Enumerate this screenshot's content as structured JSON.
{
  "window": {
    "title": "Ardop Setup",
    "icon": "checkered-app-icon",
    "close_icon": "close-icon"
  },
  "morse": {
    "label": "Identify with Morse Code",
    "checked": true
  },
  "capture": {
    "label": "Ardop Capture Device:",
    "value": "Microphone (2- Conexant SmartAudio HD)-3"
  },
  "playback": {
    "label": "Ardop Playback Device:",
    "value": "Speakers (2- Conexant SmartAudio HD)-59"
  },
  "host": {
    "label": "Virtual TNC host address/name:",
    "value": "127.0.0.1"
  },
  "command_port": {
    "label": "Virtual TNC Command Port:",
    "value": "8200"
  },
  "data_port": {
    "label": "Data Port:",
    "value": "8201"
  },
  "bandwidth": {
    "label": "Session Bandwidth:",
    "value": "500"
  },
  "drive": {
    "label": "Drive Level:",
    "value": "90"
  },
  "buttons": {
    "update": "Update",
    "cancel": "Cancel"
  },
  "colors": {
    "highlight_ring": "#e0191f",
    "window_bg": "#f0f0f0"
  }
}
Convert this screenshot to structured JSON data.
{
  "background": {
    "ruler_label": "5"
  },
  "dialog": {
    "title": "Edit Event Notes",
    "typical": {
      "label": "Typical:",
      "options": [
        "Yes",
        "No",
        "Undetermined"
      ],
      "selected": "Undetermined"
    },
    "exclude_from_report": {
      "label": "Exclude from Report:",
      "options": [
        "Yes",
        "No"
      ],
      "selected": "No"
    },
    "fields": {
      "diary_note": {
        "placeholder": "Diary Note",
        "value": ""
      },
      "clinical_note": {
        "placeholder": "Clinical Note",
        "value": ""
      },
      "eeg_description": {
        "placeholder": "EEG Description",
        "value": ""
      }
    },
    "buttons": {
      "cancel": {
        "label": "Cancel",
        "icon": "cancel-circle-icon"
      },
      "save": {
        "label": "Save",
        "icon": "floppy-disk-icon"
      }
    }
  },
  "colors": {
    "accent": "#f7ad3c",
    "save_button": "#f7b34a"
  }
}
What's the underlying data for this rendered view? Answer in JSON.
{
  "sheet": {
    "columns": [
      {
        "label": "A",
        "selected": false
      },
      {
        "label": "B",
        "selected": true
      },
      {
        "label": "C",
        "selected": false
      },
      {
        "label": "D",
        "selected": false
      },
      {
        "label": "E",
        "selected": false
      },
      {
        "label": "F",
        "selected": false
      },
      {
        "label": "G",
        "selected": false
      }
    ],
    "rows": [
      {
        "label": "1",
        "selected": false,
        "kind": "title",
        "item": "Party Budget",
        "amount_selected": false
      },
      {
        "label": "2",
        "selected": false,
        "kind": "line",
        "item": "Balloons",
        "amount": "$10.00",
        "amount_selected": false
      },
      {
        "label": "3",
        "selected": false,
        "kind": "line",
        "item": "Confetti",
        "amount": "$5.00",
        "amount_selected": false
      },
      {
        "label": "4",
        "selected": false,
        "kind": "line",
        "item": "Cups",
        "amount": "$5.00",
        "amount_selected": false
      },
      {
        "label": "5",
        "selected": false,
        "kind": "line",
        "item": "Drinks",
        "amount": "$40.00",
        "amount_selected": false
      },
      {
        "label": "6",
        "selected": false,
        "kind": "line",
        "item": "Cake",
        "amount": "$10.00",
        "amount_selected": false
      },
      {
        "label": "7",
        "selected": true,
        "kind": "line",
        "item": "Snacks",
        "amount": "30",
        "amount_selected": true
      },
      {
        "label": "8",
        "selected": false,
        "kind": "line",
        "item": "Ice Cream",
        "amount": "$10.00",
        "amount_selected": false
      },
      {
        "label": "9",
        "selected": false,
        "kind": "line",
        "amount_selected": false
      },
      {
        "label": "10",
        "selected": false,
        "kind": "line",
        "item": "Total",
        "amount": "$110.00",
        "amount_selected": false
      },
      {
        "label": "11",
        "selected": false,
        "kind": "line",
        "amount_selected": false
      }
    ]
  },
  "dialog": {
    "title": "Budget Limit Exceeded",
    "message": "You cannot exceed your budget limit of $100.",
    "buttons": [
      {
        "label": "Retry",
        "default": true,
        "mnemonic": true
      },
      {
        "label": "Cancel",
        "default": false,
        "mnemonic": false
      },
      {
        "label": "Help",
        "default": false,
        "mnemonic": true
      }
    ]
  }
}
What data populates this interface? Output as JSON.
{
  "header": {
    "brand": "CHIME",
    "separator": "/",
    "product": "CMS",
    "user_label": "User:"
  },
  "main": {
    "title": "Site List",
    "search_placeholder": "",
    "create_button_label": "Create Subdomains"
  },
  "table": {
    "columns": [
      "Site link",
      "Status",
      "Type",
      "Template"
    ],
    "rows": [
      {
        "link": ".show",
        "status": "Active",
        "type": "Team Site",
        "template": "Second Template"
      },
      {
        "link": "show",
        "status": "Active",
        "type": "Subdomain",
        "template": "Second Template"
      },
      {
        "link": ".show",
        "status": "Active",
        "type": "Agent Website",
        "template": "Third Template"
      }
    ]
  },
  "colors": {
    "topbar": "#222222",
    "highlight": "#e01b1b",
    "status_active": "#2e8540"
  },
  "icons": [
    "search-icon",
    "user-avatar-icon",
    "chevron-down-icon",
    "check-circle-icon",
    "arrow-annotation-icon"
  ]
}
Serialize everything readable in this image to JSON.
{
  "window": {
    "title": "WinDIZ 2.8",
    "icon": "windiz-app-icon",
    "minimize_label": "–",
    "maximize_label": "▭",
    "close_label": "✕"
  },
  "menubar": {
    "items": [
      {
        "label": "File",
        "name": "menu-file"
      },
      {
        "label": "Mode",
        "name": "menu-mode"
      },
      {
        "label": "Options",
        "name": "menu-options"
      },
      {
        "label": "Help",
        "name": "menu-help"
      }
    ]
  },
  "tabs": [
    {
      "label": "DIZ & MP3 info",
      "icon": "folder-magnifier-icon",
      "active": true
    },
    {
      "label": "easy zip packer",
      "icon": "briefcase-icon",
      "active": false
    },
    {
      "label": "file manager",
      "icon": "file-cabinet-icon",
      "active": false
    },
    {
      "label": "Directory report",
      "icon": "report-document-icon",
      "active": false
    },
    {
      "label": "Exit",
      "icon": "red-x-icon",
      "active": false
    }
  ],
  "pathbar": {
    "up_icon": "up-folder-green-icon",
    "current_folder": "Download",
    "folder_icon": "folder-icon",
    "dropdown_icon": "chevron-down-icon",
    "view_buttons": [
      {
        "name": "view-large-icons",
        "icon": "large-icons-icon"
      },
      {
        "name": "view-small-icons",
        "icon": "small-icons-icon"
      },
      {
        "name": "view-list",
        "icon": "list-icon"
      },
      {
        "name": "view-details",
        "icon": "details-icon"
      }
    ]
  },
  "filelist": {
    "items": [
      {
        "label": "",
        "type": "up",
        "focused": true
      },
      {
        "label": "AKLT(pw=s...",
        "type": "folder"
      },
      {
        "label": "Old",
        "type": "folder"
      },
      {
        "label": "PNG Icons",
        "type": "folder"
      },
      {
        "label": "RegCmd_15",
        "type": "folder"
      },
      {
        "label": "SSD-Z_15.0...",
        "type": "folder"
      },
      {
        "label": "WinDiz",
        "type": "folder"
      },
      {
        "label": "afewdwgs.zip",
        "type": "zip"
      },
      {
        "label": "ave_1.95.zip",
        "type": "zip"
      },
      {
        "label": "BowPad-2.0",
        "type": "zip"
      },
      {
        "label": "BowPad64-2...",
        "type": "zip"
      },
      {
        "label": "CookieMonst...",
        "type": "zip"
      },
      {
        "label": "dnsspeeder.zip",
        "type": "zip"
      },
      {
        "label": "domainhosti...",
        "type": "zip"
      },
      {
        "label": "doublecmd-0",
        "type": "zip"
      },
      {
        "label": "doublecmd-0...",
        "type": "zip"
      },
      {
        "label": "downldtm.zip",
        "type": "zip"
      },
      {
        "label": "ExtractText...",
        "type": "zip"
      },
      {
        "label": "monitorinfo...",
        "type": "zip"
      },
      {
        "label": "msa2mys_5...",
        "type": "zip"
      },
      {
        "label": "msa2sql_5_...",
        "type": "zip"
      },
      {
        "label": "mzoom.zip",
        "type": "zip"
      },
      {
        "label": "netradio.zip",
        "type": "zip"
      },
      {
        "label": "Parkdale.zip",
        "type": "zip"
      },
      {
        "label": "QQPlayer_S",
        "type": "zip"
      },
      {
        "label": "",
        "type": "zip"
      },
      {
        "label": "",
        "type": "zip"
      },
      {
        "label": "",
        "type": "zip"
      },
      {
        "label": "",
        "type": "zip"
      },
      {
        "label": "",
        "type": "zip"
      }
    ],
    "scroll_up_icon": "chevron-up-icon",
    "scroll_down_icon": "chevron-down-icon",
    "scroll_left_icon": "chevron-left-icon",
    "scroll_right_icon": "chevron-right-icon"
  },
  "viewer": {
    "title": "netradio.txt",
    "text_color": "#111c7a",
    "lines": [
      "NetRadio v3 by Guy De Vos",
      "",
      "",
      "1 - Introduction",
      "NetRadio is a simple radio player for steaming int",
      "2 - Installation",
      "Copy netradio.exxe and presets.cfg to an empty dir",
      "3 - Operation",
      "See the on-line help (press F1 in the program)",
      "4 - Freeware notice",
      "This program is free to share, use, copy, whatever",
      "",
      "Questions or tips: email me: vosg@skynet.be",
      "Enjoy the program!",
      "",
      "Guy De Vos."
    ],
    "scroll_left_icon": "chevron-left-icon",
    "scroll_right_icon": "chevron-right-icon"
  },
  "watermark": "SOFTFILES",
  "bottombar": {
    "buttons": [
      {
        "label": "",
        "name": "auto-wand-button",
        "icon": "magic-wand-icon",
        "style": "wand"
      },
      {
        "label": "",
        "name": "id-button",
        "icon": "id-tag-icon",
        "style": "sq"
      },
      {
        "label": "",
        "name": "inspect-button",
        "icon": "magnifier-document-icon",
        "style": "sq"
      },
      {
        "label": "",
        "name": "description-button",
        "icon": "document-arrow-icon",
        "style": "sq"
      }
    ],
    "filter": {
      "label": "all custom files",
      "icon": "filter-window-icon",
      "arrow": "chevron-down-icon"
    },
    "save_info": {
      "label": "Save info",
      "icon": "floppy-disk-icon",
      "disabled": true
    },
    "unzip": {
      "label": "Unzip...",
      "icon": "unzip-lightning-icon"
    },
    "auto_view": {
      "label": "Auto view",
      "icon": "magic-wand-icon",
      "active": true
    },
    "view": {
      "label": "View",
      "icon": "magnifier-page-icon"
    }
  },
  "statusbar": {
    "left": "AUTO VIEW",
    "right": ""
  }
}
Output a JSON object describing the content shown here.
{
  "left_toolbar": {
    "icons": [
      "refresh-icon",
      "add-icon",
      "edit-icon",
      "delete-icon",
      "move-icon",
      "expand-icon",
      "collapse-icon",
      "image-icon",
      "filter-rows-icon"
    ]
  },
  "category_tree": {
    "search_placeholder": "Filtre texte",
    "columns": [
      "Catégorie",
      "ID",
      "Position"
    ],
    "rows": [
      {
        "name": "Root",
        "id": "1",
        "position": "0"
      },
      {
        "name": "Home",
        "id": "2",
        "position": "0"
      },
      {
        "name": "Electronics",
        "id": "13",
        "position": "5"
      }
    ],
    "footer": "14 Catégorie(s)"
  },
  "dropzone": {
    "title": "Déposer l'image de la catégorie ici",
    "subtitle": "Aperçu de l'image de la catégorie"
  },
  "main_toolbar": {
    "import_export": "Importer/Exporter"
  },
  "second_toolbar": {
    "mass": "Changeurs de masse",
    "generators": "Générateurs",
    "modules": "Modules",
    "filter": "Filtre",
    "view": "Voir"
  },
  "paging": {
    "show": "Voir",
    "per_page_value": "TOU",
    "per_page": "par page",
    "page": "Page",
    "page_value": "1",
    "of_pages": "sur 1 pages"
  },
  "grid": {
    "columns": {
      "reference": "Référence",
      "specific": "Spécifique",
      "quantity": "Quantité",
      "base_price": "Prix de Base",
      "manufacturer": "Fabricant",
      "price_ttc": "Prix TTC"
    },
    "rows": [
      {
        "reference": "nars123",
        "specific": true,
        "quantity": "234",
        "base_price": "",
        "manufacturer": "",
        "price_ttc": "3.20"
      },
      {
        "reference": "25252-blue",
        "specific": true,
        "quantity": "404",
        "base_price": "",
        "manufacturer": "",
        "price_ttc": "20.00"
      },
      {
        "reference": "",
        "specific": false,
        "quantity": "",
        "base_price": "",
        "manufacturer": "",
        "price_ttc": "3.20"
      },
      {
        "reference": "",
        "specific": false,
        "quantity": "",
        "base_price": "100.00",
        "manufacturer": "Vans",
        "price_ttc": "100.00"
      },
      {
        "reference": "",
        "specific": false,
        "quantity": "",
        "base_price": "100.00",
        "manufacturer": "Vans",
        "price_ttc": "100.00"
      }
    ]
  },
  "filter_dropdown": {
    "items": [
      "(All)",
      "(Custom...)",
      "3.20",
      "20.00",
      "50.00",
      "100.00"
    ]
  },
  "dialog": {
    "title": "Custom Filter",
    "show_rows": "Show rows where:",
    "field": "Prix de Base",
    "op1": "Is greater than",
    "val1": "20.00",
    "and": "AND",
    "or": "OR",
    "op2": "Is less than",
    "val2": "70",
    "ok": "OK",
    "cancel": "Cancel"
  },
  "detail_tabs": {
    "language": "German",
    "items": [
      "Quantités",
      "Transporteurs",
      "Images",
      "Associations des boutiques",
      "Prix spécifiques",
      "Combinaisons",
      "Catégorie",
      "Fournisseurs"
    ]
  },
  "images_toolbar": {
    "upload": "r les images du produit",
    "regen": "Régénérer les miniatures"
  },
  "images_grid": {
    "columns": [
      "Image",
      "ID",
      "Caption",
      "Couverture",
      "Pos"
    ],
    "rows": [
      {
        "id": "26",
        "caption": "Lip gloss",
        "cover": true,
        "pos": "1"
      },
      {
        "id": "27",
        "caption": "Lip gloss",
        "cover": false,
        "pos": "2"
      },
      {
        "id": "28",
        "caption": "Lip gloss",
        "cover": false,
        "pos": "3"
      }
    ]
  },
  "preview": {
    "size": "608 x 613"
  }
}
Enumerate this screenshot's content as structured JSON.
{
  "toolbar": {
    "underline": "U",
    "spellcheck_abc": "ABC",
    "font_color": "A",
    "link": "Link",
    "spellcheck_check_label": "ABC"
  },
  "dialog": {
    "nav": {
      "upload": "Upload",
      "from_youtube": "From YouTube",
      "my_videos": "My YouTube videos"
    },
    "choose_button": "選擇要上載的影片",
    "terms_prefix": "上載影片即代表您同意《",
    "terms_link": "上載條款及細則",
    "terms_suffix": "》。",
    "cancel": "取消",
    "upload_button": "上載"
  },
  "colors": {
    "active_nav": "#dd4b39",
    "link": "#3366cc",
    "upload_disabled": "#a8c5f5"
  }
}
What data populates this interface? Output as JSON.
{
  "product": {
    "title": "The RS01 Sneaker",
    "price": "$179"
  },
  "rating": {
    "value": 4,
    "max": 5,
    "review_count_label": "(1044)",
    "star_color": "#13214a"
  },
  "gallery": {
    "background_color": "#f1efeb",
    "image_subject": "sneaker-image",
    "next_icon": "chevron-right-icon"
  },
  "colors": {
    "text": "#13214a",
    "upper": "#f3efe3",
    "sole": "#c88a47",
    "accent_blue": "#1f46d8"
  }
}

--------------------------------

Take every line from the data that contains the word "large".

        "name": "view-large-icons",
        "icon": "large-icons-icon"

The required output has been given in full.